* [WHAT TO DO] Go through the records and give each one again exactly.

* [EXERCISE MATERIALS]
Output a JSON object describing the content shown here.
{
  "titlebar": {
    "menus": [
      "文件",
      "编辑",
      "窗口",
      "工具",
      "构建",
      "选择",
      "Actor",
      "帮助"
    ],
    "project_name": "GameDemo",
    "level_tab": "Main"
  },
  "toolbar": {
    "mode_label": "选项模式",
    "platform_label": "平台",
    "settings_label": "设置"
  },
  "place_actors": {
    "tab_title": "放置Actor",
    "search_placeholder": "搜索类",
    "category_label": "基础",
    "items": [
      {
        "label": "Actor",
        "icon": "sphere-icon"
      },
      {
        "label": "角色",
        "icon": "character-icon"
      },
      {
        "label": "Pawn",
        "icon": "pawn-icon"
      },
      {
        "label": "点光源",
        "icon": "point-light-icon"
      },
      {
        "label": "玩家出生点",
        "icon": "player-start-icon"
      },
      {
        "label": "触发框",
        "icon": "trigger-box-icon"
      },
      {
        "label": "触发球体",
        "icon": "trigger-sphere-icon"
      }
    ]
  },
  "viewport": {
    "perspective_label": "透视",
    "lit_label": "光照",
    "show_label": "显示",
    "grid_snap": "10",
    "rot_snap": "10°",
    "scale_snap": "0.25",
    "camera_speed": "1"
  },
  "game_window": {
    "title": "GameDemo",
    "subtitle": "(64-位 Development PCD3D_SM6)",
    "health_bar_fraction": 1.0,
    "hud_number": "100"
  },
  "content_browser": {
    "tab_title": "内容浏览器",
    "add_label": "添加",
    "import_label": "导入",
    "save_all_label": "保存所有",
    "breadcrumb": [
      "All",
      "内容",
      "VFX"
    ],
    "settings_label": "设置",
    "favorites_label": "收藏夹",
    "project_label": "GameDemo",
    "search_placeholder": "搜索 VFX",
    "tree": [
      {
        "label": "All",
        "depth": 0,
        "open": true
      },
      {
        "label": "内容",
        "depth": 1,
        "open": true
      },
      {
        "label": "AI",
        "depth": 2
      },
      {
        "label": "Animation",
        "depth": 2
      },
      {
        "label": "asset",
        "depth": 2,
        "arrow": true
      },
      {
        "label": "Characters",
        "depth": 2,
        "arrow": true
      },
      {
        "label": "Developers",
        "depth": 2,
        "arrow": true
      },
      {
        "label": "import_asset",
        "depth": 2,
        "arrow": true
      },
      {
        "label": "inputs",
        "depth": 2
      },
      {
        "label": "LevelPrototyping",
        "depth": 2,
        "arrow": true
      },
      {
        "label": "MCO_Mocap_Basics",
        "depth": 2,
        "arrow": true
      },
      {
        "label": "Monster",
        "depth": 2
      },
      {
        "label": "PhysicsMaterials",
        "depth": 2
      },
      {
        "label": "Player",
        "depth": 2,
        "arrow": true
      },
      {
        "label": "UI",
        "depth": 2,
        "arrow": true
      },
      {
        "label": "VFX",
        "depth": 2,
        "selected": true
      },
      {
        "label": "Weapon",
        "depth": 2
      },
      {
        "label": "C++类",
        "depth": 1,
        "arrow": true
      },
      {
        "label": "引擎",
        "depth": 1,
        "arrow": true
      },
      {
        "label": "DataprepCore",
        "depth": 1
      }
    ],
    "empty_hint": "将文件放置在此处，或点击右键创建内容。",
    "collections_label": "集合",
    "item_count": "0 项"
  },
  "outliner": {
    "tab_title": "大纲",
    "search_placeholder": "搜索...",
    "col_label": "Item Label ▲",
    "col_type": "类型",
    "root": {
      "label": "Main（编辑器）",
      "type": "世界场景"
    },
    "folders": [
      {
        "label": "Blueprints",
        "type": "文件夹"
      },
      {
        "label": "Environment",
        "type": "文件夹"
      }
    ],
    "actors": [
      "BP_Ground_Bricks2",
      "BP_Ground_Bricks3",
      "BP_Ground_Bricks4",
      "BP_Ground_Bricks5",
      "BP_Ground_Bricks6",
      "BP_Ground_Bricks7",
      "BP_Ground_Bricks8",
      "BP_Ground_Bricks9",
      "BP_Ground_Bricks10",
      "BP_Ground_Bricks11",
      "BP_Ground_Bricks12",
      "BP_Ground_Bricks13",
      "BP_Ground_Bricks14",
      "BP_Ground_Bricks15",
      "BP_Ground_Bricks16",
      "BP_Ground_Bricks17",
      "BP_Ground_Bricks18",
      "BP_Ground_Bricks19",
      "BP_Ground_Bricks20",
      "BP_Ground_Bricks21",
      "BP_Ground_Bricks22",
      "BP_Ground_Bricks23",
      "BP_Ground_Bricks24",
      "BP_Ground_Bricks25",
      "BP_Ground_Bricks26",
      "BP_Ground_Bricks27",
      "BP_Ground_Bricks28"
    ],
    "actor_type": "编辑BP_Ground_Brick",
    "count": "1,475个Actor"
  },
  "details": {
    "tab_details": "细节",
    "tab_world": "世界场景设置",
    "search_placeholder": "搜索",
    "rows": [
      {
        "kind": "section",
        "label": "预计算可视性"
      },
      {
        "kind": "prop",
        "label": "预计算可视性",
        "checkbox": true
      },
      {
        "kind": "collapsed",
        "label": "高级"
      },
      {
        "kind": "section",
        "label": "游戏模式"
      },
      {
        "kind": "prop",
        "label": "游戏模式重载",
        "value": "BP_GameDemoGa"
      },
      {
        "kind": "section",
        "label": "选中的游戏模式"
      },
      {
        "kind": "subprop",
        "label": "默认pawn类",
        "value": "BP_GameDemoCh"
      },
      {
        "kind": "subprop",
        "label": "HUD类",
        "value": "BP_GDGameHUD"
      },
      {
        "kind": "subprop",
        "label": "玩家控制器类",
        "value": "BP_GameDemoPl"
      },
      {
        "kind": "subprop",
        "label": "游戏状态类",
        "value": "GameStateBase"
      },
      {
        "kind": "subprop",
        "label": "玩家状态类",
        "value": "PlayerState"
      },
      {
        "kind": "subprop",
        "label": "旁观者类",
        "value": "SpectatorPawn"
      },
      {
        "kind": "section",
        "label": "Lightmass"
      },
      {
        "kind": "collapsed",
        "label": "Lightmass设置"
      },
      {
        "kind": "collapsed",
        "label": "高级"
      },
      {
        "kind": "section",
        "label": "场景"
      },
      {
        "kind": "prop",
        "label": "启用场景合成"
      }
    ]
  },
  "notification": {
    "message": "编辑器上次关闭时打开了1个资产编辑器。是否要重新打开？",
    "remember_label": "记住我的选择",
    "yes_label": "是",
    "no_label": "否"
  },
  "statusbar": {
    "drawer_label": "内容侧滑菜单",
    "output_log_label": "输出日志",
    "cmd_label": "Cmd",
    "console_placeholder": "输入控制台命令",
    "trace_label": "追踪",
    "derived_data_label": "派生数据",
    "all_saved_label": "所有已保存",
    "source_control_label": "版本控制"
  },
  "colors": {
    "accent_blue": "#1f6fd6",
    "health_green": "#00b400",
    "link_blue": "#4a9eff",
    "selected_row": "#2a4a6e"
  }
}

* [SOLUTION TO THIS TASK]
Output a JSON object describing the content shown here.
{
  "titlebar": {
    "menus": [
      "文件",
      "编辑",
      "窗口",
      "工具",
      "构建",
      "选择",
      "Actor",
      "帮助"
    ],
    "project_name": "GameDemo",
    "level_tab": "Main"
  },
  "toolbar": {
    "mode_label": "选项模式",
    "platform_label": "平台",
    "settings_label": "设置"
  },
  "place_actors": {
    "tab_title": "放置Actor",
    "search_placeholder": "搜索类",
    "category_label": "基础",
    "items": [
      {
        "label": "Actor",
        "icon": "sphere-icon"
      },
      {
        "label": "角色",
        "icon": "character-icon"
      },
      {
        "label": "Pawn",
        "icon": "pawn-icon"
      },
      {
        "label": "点光源",
        "icon": "point-light-icon"
      },
      {
        "label": "玩家出生点",
        "icon": "player-start-icon"
      },
      {
        "label": "触发框",
        "icon": "trigger-box-icon"
      },
      {
        "label": "触发球体",
        "icon": "trigger-sphere-icon"
      }
    ]
  },
  "viewport": {
    "perspective_label": "透视",
    "lit_label": "光照",
    "show_label": "显示",
    "grid_snap": "10",
    "rot_snap": "10°",
    "scale_snap": "0.25",
    "camera_speed": "1"
  },
  "game_window": {
    "title": "GameDemo",
    "subtitle": "(64-位 Development PCD3D_SM6)",
    "health_bar_fraction": 1.0,
    "hud_number": "100"
  },
  "content_browser": {
    "tab_title": "内容浏览器",
    "add_label": "添加",
    "import_label": "导入",
    "save_all_label": "保存所有",
    "breadcrumb": [
      "All",
      "内容",
      "VFX"
    ],
    "settings_label": "设置",
    "favorites_label": "收藏夹",
    "project_label": "GameDemo",
    "search_placeholder": "搜索 VFX",
    "tree": [
      {
        "label": "All",
        "depth": 0,
        "open": true
      },
      {
        "label": "内容",
        "depth": 1,
        "open": true
      },
      {
        "label": "AI",
        "depth": 2
      },
      {
        "label": "Animation",
        "depth": 2
      },
      {
        "label": "asset",
        "depth": 2,
        "arrow": true
      },
      {
        "label": "Characters",
        "depth": 2,
        "arrow": true
      },
      {
        "label": "Developers",
        "depth": 2,
        "arrow": true
      },
      {
        "label": "import_asset",
        "depth": 2,
        "arrow": true
      },
      {
        "label": "inputs",
        "depth": 2
      },
      {
        "label": "LevelPrototyping",
        "depth": 2,
        "arrow": true
      },
      {
        "label": "MCO_Mocap_Basics",
        "depth": 2,
        "arrow": true
      },
      {
        "label": "Monster",
        "depth": 2
      },
      {
        "label": "PhysicsMaterials",
        "depth": 2
      },
      {
        "label": "Player",
        "depth": 2,
        "arrow": true
      },
      {
        "label": "UI",
        "depth": 2,
        "arrow": true
      },
      {
        "label": "VFX",
        "depth": 2,
        "selected": true
      },
      {
        "label": "Weapon",
        "depth": 2
      },
      {
        "label": "C++类",
        "depth": 1,
        "arrow": true
      },
      {
        "label": "引擎",
        "depth": 1,
        "arrow": true
      },
      {
        "label": "DataprepCore",
        "depth": 1
      }
    ],
    "empty_hint": "将文件放置在此处，或点击右键创建内容。",
    "collections_label": "集合",
    "item_count": "0 项"
  },
  "outliner": {
    "tab_title": "大纲",
    "search_placeholder": "搜索...",
    "col_label": "Item Label ▲",
    "col_type": "类型",
    "root": {
      "label": "Main（编辑器）",
      "type": "世界场景"
    },
    "folders": [
      {
        "label": "Blueprints",
        "type": "文件夹"
      },
      {
        "label": "Environment",
        "type": "文件夹"
      }
    ],
    "actors": [
      "BP_Ground_Bricks2",
      "BP_Ground_Bricks3",
      "BP_Ground_Bricks4",
      "BP_Ground_Bricks5",
      "BP_Ground_Bricks6",
      "BP_Ground_Bricks7",
      "BP_Ground_Bricks8",
      "BP_Ground_Bricks9",
      "BP_Ground_Bricks10",
      "BP_Ground_Bricks11",
      "BP_Ground_Bricks12",
      "BP_Ground_Bricks13",
      "BP_Ground_Bricks14",
      "BP_Ground_Bricks15",
      "BP_Ground_Bricks16",
      "BP_Ground_Bricks17",
      "BP_Ground_Bricks18",
      "BP_Ground_Bricks19",
      "BP_Ground_Bricks20",
      "BP_Ground_Bricks21",
      "BP_Ground_Bricks22",
      "BP_Ground_Bricks23",
      "BP_Ground_Bricks24",
      "BP_Ground_Bricks25",
      "BP_Ground_Bricks26",
      "BP_Ground_Bricks27",
      "BP_Ground_Bricks28"
    ],
    "actor_type": "编辑BP_Ground_Brick",
    "count": "1,475个Actor"
  },
  "details": {
    "tab_details": "细节",
    "tab_world": "世界场景设置",
    "search_placeholder": "搜索",
    "rows": [
      {
        "kind": "section",
        "label": "预计算可视性"
      },
      {
        "kind": "prop",
        "label": "预计算可视性",
        "checkbox": true
      },
      {
        "kind": "collapsed",
        "label": "高级"
      },
      {
        "kind": "section",
        "label": "游戏模式"
      },
      {
        "kind": "prop",
        "label": "游戏模式重载",
        "value": "BP_GameDemoGa"
      },
      {
        "kind": "section",
        "label": "选中的游戏模式"
      },
      {
        "kind": "subprop",
        "label": "默认pawn类",
        "value": "BP_GameDemoCh"
      },
      {
        "kind": "subprop",
        "label": "HUD类",
        "value": "BP_GDGameHUD"
      },
      {
        "kind": "subprop",
        "label": "玩家控制器类",
        "value": "BP_GameDemoPl"
      },
      {
        "kind": "subprop",
        "label": "游戏状态类",
        "value": "GameStateBase"
      },
      {
        "kind": "subprop",
        "label": "玩家状态类",
        "value": "PlayerState"
      },
      {
        "kind": "subprop",
        "label": "旁观者类",
        "value": "SpectatorPawn"
      },
      {
        "kind": "section",
        "label": "Lightmass"
      },
      {
        "kind": "collapsed",
        "label": "Lightmass设置"
      },
      {
        "kind": "collapsed",
        "label": "高级"
      },
      {
        "kind": "section",
        "label": "场景"
      },
      {
        "kind": "prop",
        "label": "启用场景合成"
      }
    ]
  },
  "notification": {
    "message": "编辑器上次关闭时打开了1个资产编辑器。是否要重新打开？",
    "remember_label": "记住我的选择",
    "yes_label": "是",
    "no_label": "否"
  },
  "statusbar": {
    "drawer_label": "内容侧滑菜单",
    "output_log_label": "输出日志",
    "cmd_label": "Cmd",
    "console_placeholder": "输入控制台命令",
    "trace_label": "追踪",
    "derived_data_label": "派生数据",
    "all_saved_label": "所有已保存",
    "source_control_label": "版本控制"
  },
  "colors": {
    "accent_blue": "#1f6fd6",
    "health_green": "#00b400",
    "link_blue": "#4a9eff",
    "selected_row": "#2a4a6e"
  }
}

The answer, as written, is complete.